%%

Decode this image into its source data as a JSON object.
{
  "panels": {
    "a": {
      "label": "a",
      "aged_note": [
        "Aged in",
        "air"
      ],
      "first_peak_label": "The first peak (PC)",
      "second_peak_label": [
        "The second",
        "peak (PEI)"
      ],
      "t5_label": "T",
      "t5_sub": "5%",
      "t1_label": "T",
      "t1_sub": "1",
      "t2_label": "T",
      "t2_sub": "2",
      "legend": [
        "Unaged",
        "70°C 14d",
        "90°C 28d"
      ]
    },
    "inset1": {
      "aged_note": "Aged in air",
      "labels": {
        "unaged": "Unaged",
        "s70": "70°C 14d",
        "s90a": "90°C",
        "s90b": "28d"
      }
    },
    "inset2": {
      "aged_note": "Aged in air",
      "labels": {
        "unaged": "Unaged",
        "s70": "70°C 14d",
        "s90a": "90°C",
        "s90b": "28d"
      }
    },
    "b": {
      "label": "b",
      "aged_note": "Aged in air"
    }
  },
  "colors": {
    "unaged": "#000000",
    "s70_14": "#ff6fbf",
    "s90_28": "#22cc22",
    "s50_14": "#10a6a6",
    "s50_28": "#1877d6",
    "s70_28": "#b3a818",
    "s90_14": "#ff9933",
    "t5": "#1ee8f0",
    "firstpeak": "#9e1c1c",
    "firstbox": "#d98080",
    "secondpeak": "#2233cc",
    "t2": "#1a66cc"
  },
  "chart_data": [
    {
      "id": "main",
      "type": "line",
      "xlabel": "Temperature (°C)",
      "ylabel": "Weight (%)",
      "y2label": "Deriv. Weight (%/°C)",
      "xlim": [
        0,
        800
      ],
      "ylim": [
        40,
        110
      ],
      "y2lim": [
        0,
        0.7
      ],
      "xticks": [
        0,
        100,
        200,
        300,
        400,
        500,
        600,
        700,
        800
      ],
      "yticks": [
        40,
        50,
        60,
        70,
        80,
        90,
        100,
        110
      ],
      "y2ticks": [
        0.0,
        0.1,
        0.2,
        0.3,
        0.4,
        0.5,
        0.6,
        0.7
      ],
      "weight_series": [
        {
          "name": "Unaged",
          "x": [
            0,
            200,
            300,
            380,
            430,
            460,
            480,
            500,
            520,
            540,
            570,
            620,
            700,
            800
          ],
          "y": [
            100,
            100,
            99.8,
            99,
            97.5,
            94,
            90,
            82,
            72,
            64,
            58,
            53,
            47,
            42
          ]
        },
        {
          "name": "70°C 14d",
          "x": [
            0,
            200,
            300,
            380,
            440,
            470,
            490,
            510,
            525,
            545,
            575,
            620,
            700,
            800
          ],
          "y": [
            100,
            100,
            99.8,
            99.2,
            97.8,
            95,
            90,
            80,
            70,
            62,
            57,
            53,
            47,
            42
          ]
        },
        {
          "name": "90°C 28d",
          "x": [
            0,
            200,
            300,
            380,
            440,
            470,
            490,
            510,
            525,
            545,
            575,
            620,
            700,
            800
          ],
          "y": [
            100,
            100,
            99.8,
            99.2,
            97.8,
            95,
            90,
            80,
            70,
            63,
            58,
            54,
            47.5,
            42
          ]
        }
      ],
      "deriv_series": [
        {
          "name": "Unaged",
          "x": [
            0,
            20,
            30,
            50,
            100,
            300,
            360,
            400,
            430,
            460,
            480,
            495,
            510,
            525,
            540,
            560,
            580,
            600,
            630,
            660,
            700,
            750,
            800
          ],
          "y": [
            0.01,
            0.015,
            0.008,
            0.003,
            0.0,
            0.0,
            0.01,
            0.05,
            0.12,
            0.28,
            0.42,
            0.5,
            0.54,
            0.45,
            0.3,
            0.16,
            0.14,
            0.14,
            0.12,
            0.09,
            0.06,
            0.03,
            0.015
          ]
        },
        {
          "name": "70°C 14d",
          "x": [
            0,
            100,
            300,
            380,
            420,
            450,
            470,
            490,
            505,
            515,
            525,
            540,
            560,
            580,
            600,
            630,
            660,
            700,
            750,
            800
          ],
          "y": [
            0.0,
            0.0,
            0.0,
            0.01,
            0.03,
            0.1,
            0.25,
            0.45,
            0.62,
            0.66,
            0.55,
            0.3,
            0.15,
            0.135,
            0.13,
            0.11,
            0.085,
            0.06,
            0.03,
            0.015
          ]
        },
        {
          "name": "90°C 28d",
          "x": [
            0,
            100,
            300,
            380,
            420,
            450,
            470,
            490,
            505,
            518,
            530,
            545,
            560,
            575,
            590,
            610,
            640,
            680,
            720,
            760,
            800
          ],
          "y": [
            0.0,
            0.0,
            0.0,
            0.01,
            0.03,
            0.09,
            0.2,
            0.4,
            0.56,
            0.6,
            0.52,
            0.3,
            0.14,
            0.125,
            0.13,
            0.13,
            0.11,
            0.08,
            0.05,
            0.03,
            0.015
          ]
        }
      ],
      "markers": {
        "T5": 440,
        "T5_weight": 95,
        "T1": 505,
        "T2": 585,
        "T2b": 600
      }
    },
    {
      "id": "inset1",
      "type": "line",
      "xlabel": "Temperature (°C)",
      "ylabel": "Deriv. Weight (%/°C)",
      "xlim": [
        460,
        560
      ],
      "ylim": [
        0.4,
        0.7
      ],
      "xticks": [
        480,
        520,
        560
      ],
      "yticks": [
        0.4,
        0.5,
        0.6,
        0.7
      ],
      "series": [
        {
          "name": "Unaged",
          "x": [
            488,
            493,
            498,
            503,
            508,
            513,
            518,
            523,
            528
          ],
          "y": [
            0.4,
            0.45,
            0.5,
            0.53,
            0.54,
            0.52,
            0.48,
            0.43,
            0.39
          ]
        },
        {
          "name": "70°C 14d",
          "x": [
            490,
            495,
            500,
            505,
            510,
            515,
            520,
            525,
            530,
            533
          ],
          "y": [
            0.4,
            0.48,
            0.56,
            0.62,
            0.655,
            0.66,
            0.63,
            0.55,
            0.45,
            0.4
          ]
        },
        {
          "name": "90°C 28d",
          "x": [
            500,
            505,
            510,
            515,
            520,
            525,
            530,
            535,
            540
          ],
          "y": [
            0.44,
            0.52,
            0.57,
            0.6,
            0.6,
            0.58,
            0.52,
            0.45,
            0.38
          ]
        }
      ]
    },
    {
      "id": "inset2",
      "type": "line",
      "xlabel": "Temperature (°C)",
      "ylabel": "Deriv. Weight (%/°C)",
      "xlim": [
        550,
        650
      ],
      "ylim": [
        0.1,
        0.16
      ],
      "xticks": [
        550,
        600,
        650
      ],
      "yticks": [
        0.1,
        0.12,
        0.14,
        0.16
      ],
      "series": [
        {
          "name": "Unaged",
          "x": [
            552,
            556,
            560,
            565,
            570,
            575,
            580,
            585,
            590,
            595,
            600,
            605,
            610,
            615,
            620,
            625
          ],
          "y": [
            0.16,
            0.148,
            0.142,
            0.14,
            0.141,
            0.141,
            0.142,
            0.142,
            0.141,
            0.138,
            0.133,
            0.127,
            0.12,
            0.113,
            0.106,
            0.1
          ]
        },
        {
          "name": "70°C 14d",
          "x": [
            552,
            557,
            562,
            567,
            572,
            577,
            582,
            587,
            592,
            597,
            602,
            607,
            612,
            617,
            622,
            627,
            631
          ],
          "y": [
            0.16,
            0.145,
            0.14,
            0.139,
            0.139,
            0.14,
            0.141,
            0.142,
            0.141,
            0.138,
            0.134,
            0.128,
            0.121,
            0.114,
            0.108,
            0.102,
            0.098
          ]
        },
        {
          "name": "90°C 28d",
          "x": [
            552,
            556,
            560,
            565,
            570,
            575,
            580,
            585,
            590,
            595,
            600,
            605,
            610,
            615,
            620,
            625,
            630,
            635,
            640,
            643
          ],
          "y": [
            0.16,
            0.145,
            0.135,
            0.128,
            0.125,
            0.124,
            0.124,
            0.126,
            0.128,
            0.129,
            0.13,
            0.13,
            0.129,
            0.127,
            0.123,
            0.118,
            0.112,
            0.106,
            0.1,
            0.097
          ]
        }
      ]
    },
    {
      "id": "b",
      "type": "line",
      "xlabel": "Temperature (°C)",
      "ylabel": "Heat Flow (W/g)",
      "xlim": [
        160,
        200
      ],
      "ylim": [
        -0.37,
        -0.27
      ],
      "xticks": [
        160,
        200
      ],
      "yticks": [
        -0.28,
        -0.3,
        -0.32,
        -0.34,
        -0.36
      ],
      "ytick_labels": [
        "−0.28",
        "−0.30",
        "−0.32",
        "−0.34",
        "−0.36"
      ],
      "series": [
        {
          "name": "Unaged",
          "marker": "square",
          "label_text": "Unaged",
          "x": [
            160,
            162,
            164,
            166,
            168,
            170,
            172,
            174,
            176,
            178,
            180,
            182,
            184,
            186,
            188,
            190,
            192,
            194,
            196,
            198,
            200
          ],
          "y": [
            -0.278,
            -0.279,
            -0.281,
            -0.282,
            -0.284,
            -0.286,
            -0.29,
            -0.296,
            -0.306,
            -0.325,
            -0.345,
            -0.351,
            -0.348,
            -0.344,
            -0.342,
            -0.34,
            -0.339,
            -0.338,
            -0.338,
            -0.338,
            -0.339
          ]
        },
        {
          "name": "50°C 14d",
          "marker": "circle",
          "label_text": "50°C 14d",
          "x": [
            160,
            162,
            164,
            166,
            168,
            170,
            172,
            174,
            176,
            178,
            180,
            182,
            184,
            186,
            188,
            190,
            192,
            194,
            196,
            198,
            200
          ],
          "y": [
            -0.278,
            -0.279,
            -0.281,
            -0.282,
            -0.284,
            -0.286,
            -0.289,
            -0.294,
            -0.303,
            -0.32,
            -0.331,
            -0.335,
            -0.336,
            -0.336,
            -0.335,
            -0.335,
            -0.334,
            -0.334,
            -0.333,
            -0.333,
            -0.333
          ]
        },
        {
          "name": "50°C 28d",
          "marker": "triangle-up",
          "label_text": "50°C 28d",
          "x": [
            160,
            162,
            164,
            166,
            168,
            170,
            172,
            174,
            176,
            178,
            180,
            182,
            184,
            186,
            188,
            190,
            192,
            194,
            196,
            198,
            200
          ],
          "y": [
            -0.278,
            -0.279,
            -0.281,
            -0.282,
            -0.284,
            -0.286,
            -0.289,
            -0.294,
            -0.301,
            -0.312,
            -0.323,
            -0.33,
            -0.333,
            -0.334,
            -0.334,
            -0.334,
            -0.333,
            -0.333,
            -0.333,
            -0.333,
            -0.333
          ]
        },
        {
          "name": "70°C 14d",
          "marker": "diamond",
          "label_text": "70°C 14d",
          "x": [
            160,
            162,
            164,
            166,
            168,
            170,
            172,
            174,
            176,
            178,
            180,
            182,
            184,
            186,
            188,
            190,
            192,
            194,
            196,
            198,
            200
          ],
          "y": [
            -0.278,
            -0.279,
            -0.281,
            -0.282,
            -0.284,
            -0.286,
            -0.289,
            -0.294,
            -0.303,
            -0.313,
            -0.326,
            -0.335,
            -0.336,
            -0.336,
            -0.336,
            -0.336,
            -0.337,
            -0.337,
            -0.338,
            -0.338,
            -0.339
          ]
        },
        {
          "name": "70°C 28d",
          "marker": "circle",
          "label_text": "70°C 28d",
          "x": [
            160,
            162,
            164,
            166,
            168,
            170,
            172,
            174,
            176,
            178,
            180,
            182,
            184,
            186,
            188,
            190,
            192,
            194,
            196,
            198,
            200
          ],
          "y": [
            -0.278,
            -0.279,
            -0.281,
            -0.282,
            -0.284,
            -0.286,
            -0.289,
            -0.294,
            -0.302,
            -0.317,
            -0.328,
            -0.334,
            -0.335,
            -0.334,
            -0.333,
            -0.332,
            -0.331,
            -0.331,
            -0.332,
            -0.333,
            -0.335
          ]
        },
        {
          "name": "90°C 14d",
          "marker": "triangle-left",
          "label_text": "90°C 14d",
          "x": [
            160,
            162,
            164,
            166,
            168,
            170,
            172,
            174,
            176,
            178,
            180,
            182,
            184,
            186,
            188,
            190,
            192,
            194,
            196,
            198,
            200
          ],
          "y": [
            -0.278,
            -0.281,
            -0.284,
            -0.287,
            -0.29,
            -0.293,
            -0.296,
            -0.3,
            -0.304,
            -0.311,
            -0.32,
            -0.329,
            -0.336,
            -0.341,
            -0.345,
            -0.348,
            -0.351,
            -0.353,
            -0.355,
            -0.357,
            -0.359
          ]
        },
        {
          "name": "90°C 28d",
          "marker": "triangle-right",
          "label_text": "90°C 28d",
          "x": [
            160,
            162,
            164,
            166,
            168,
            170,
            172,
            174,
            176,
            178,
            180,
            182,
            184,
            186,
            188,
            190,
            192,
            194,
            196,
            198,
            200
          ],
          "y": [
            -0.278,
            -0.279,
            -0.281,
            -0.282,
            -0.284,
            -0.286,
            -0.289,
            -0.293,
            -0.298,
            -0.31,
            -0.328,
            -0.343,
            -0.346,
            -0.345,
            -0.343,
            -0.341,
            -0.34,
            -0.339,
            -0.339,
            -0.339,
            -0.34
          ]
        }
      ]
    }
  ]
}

%%

*GIVEN REQUEST*:
For the material, find the number of lines holding the word "triangle" and give that figure and nothing more.

*CORRECT RESPONSE*:
3